---------- Dataset content

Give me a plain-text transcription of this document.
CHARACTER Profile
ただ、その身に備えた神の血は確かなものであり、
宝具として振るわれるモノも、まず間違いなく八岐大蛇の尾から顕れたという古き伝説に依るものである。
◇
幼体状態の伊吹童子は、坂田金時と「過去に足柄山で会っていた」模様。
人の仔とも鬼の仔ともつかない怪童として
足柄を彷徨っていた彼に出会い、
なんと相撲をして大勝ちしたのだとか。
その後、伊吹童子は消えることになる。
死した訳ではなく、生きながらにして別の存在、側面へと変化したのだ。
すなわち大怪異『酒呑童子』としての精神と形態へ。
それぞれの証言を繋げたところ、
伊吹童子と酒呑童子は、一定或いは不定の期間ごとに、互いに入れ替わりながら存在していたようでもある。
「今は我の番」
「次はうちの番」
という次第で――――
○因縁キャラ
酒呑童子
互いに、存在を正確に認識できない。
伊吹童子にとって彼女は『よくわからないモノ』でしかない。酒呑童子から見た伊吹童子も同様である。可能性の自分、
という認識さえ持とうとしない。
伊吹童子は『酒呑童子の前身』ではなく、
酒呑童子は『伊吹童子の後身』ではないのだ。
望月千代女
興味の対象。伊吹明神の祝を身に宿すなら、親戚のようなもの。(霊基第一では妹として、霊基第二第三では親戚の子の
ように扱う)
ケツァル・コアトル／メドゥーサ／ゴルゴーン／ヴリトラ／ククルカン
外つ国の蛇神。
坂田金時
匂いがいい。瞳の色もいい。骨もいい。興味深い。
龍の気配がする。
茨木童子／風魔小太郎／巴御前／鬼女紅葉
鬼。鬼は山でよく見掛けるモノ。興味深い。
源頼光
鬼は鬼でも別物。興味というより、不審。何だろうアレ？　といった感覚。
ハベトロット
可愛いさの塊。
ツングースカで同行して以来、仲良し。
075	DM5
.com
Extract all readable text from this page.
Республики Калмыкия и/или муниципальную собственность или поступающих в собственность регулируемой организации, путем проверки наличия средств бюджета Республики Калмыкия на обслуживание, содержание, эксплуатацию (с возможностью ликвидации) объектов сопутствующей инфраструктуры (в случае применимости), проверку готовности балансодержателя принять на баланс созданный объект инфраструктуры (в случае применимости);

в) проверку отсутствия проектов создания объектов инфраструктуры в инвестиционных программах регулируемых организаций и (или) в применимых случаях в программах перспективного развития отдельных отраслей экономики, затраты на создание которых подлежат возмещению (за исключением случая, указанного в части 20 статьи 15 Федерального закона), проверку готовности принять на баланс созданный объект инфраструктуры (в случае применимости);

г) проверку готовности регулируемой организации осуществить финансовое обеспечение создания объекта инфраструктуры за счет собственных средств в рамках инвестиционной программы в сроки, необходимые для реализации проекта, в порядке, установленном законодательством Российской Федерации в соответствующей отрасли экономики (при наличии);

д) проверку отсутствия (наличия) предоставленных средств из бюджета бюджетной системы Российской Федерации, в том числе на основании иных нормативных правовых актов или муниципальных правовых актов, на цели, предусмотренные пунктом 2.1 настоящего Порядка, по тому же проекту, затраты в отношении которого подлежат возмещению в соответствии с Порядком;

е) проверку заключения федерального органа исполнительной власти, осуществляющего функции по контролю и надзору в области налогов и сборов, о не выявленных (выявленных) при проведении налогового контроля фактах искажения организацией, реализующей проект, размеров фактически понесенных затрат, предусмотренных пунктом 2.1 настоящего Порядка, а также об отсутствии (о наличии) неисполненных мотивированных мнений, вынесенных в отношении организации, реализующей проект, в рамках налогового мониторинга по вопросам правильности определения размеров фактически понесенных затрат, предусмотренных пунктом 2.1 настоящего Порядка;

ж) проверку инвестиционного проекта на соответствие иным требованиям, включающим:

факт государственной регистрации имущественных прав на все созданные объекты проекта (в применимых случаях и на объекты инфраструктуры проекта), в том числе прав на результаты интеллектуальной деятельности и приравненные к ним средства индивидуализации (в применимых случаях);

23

--------------------

▶ Prompt:
Would you reproduce the material above in full, exactly as given?

▶ Solution to the problem:
Give me a plain-text transcription of this document.
CHARACTER Profile
ただ、その身に備えた神の血は確かなものであり、
宝具として振るわれるモノも、まず間違いなく八岐大蛇の尾から顕れたという古き伝説に依るものである。
◇
幼体状態の伊吹童子は、坂田金時と「過去に足柄山で会っていた」模様。
人の仔とも鬼の仔ともつかない怪童として
足柄を彷徨っていた彼に出会い、
なんと相撲をして大勝ちしたのだとか。
その後、伊吹童子は消えることになる。
死した訳ではなく、生きながらにして別の存在、側面へと変化したのだ。
すなわち大怪異『酒呑童子』としての精神と形態へ。
それぞれの証言を繋げたところ、
伊吹童子と酒呑童子は、一定或いは不定の期間ごとに、互いに入れ替わりながら存在していたようでもある。
「今は我の番」
「次はうちの番」
という次第で――――
○因縁キャラ
酒呑童子
互いに、存在を正確に認識できない。
伊吹童子にとって彼女は『よくわからないモノ』でしかない。酒呑童子から見た伊吹童子も同様である。可能性の自分、
という認識さえ持とうとしない。
伊吹童子は『酒呑童子の前身』ではなく、
酒呑童子は『伊吹童子の後身』ではないのだ。
望月千代女
興味の対象。伊吹明神の祝を身に宿すなら、親戚のようなもの。(霊基第一では妹として、霊基第二第三では親戚の子の
ように扱う)
ケツァル・コアトル／メドゥーサ／ゴルゴーン／ヴリトラ／ククルカン
外つ国の蛇神。
坂田金時
匂いがいい。瞳の色もいい。骨もいい。興味深い。
龍の気配がする。
茨木童子／風魔小太郎／巴御前／鬼女紅葉
鬼。鬼は山でよく見掛けるモノ。興味深い。
源頼光
鬼は鬼でも別物。興味というより、不審。何だろうアレ？　といった感覚。
ハベトロット
可愛いさの塊。
ツングースカで同行して以来、仲良し。
075	DM5
.com
Extract all readable text from this page.
Республики Калмыкия и/или муниципальную собственность или поступающих в собственность регулируемой организации, путем проверки наличия средств бюджета Республики Калмыкия на обслуживание, содержание, эксплуатацию (с возможностью ликвидации) объектов сопутствующей инфраструктуры (в случае применимости), проверку готовности балансодержателя принять на баланс созданный объект инфраструктуры (в случае применимости);

в) проверку отсутствия проектов создания объектов инфраструктуры в инвестиционных программах регулируемых организаций и (или) в применимых случаях в программах перспективного развития отдельных отраслей экономики, затраты на создание которых подлежат возмещению (за исключением случая, указанного в части 20 статьи 15 Федерального закона), проверку готовности принять на баланс созданный объект инфраструктуры (в случае применимости);

г) проверку готовности регулируемой организации осуществить финансовое обеспечение создания объекта инфраструктуры за счет собственных средств в рамках инвестиционной программы в сроки, необходимые для реализации проекта, в порядке, установленном законодательством Российской Федерации в соответствующей отрасли экономики (при наличии);

д) проверку отсутствия (наличия) предоставленных средств из бюджета бюджетной системы Российской Федерации, в том числе на основании иных нормативных правовых актов или муниципальных правовых актов, на цели, предусмотренные пунктом 2.1 настоящего Порядка, по тому же проекту, затраты в отношении которого подлежат возмещению в соответствии с Порядком;

е) проверку заключения федерального органа исполнительной власти, осуществляющего функции по контролю и надзору в области налогов и сборов, о не выявленных (выявленных) при проведении налогового контроля фактах искажения организацией, реализующей проект, размеров фактически понесенных затрат, предусмотренных пунктом 2.1 настоящего Порядка, а также об отсутствии (о наличии) неисполненных мотивированных мнений, вынесенных в отношении организации, реализующей проект, в рамках налогового мониторинга по вопросам правильности определения размеров фактически понесенных затрат, предусмотренных пунктом 2.1 настоящего Порядка;

ж) проверку инвестиционного проекта на соответствие иным требованиям, включающим:

факт государственной регистрации имущественных прав на все созданные объекты проекта (в применимых случаях и на объекты инфраструктуры проекта), в том числе прав на результаты интеллектуальной деятельности и приравненные к ним средства индивидуализации (в применимых случаях);

23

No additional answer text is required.